§ Problem requirements
For each line below that contains the string "reset", copy that line.

§ Data for processing
##########

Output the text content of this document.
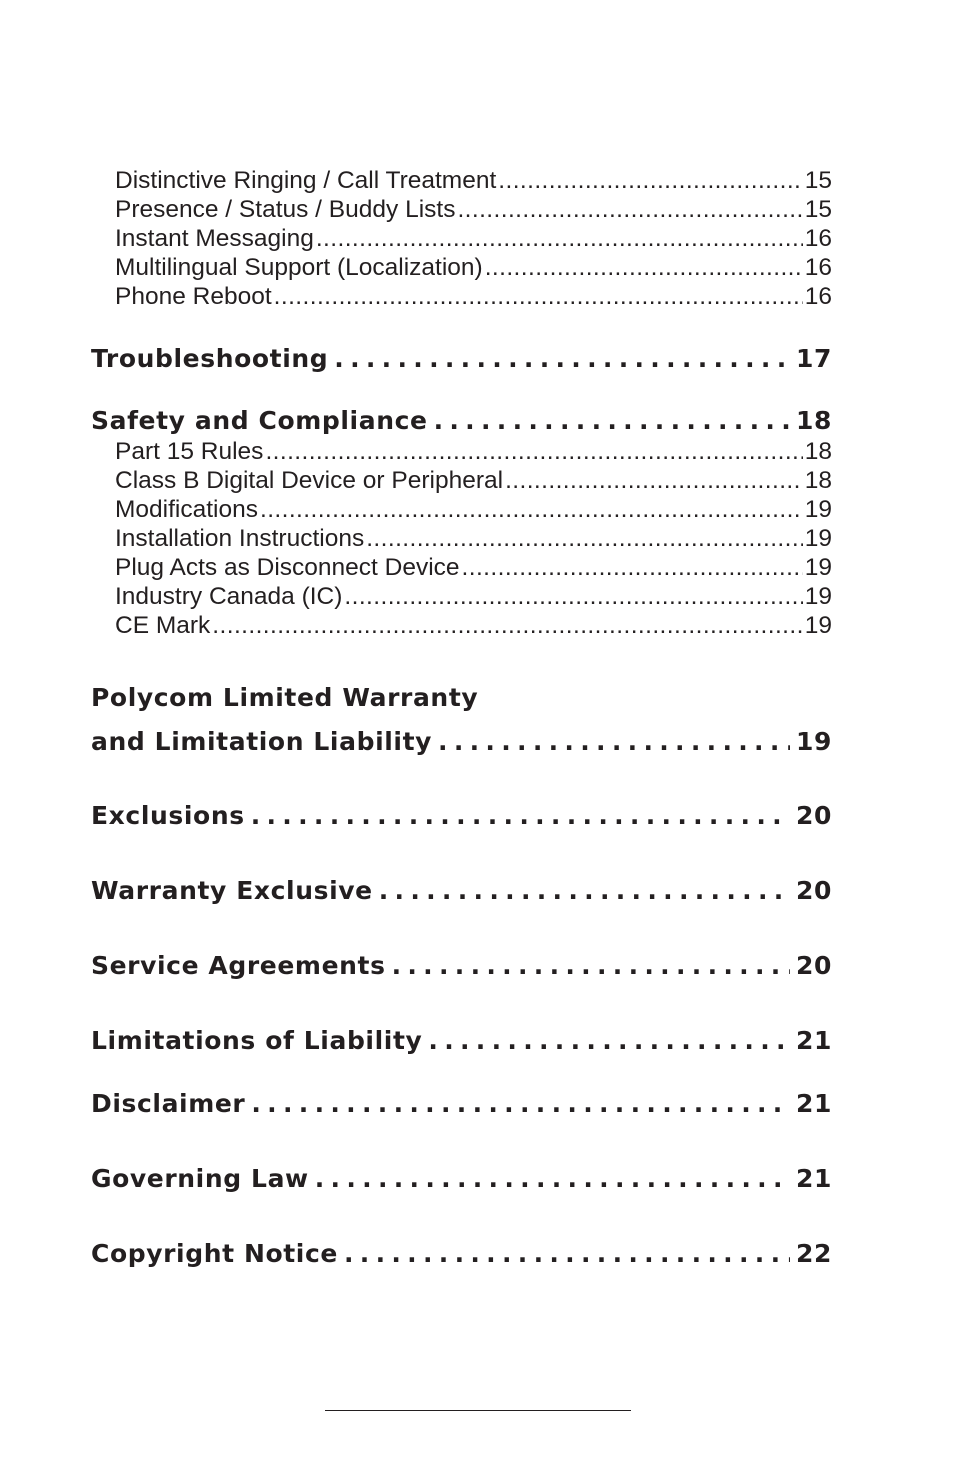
Distinctive Ringing / Call Treatment . . .	15
Presence / Status / Buddy Lists . . .	15
Instant Messaging . . .	16
Multilingual Support (Localization) . . .	16
Phone Reboot . . .	16
Troubleshooting . . .	17
Safety and Compliance . . .	18
Part 15 Rules . . .	18
Class B Digital Device or Peripheral . . .	18
Modifications . . .	19
Installation Instructions . . .	19
Plug Acts as Disconnect Device . . .	19
Industry Canada (IC) . . .	19
CE Mark . . .	19
Polycom Limited Warranty
and Limitation Liability . . .	19
Exclusions . . .	20
Warranty Exclusive . . .	20
Service Agreements . . .	20
Limitations of Liability . . .	21
Disclaimer . . .	21
Governing Law . . .	21
Copyright Notice . . .	22
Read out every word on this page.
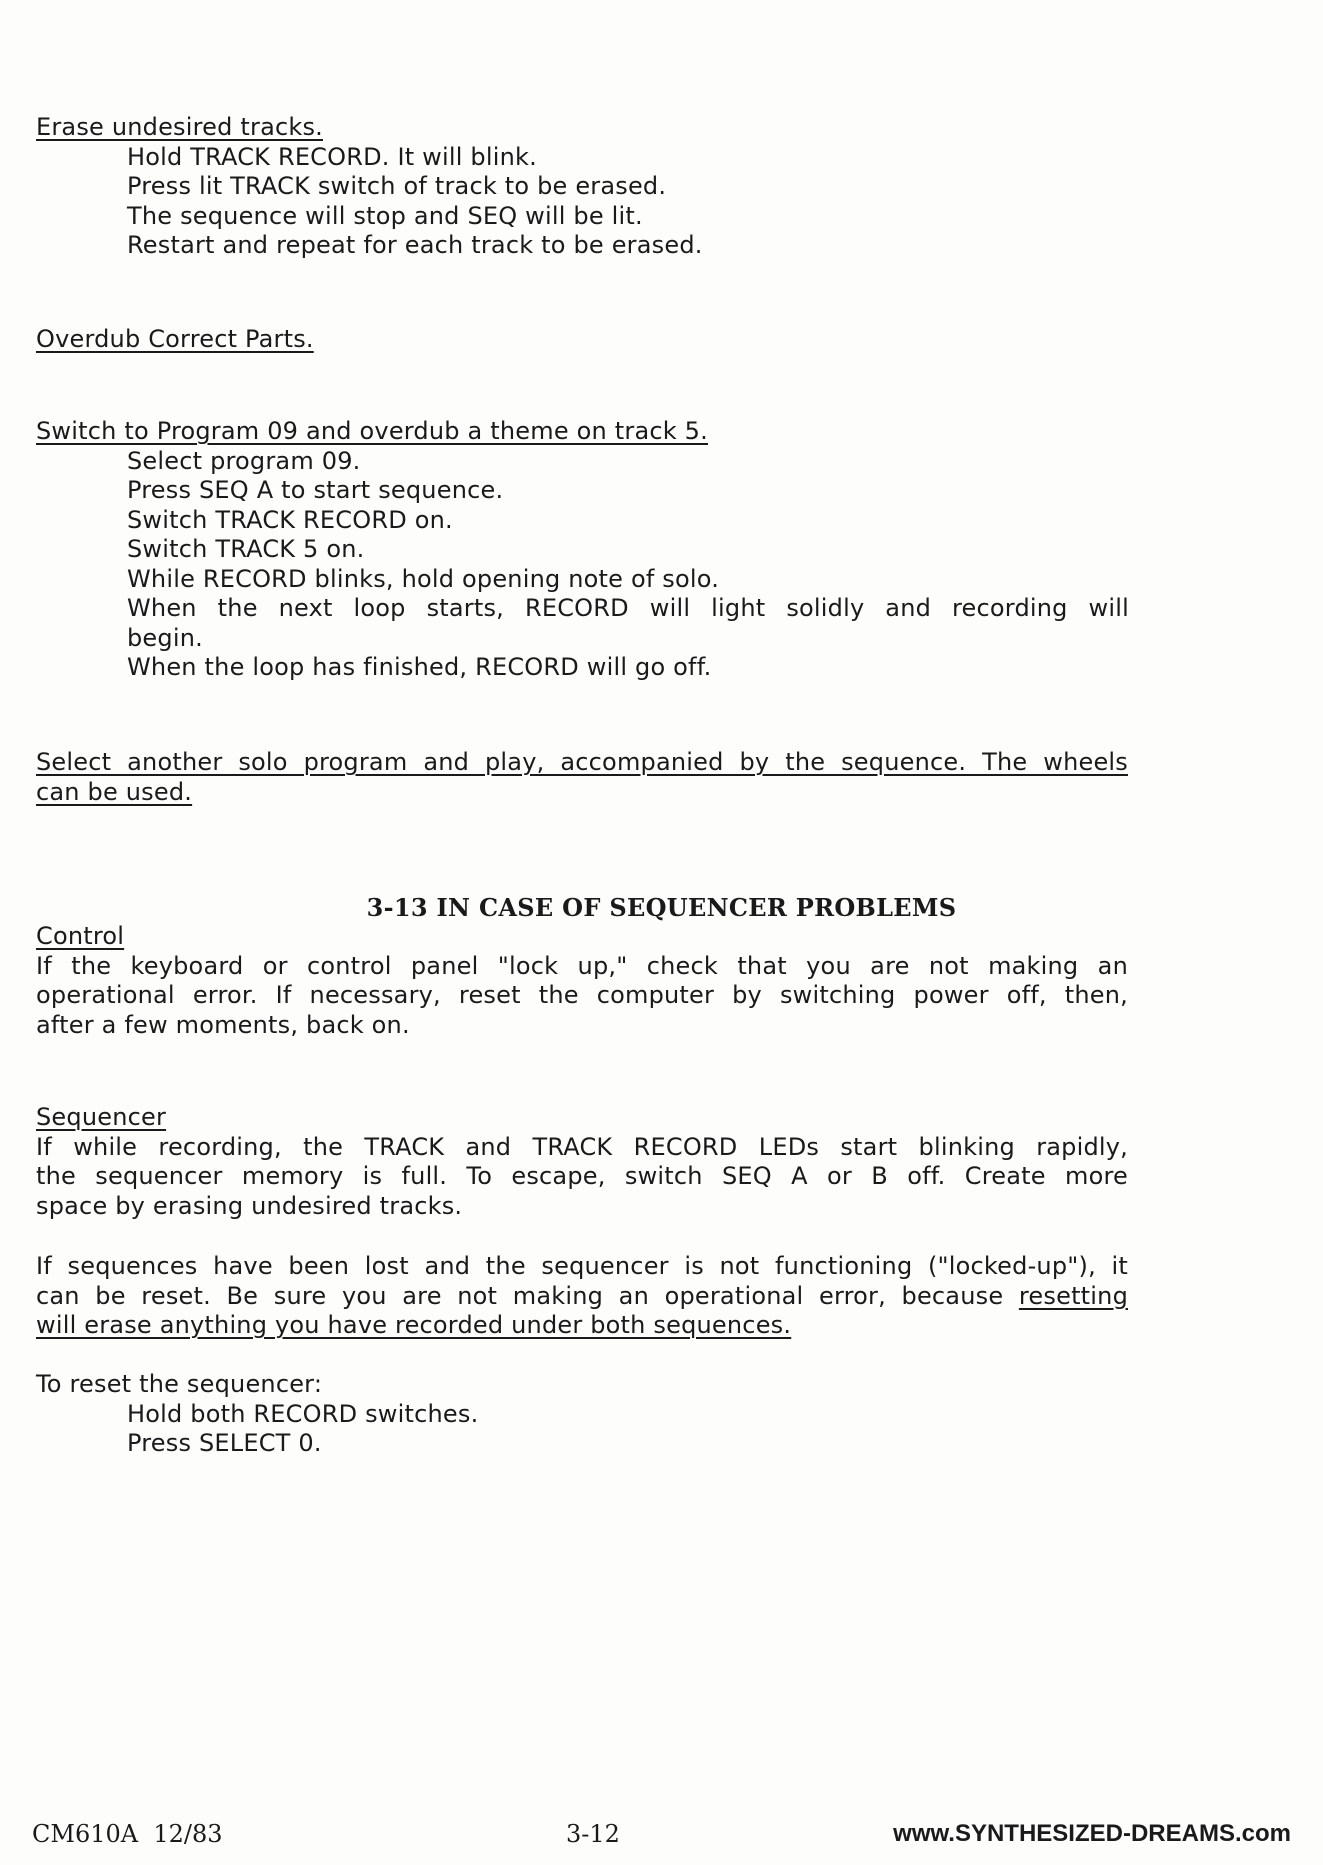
Erase undesired tracks.
Hold TRACK RECORD. It will blink.
Press lit TRACK switch of track to be erased.
The sequence will stop and SEQ will be lit.
Restart and repeat for each track to be erased.
Overdub Correct Parts.
Switch to Program 09 and overdub a theme on track 5.
Select program 09.
Press SEQ A to start sequence.
Switch TRACK RECORD on.
Switch TRACK 5 on.
While RECORD blinks, hold opening note of solo.
When the next loop starts, RECORD will light solidly and recording will
begin.
When the loop has finished, RECORD will go off.
Select another solo program and play, accompanied by the sequence. The wheels
can be used.
3-13 IN CASE OF SEQUENCER PROBLEMS
Control
If the keyboard or control panel "lock up," check that you are not making an
operational error. If necessary, reset the computer by switching power off, then,
after a few moments, back on.
Sequencer
If while recording, the TRACK and TRACK RECORD LEDs start blinking rapidly,
the sequencer memory is full. To escape, switch SEQ A or B off. Create more
space by erasing undesired tracks.
If sequences have been lost and the sequencer is not functioning ("locked-up"), it
can be reset. Be sure you are not making an operational error, because resetting
will erase anything you have recorded under both sequences.
To reset the sequencer:
Hold both RECORD switches.
Press SELECT 0.
CM610A  12/83	3-12	www.SYNTHESIZED-DREAMS.com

##########

§ The solution
operational error. If necessary, reset the computer by switching power off, then,
can be reset. Be sure you are not making an operational error, because resetting
To reset the sequencer:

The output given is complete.